▸ **Data lines**
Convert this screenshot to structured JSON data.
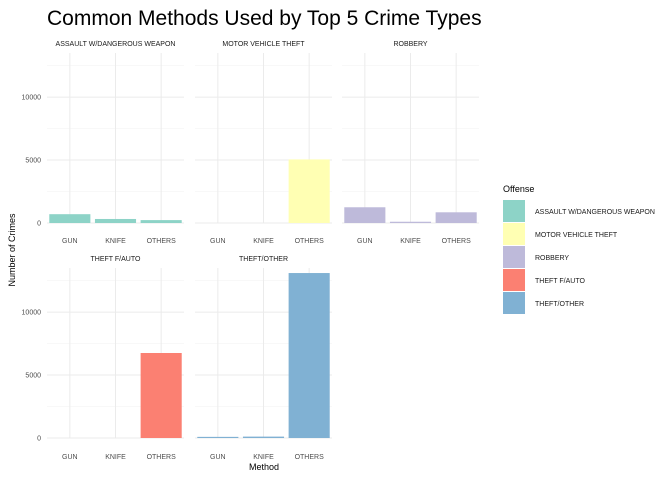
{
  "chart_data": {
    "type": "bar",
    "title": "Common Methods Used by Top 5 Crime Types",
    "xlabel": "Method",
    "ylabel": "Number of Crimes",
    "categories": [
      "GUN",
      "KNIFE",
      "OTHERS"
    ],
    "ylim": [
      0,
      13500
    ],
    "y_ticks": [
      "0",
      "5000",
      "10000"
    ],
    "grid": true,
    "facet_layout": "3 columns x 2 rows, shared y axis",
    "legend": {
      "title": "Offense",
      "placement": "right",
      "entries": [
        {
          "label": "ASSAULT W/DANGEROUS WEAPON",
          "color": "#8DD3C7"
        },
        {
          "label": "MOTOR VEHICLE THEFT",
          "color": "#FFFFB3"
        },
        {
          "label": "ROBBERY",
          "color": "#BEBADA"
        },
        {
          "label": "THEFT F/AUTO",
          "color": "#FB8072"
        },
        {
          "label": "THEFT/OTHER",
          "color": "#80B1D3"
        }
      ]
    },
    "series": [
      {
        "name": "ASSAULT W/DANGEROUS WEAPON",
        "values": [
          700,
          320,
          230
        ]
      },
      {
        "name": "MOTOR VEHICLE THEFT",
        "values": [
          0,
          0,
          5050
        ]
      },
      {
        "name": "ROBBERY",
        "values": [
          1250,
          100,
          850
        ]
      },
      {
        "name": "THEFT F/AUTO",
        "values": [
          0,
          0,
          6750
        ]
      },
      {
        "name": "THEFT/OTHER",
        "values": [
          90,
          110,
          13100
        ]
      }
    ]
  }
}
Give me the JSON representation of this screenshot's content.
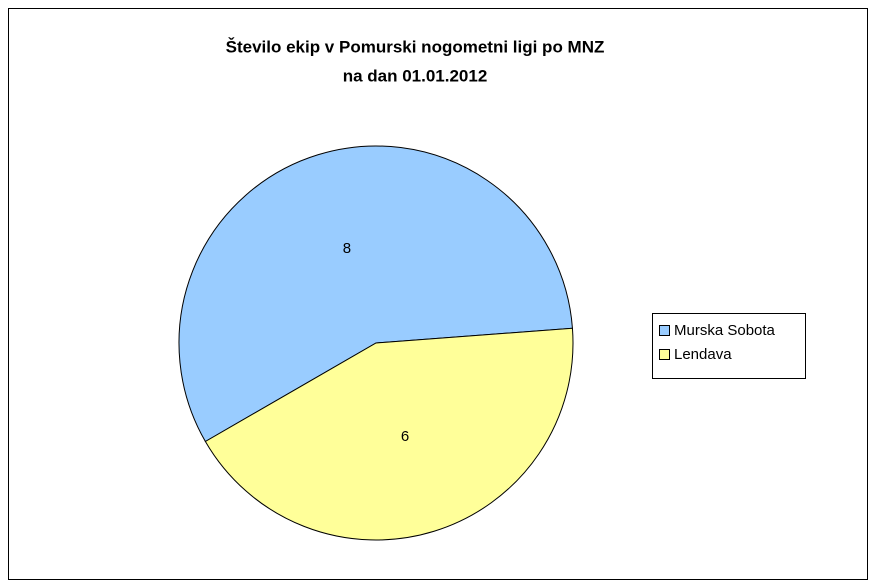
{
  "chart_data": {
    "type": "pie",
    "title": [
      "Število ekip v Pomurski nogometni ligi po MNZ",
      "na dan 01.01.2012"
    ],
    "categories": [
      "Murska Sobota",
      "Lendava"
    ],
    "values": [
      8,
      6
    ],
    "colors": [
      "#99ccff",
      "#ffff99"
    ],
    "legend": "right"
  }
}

▸ **Your instructions**
Search the entries for the word "JSON", then list each line that holds it.

▸ **Task result**
Convert this screenshot to structured JSON data.
Give me the JSON representation of this screenshot's content.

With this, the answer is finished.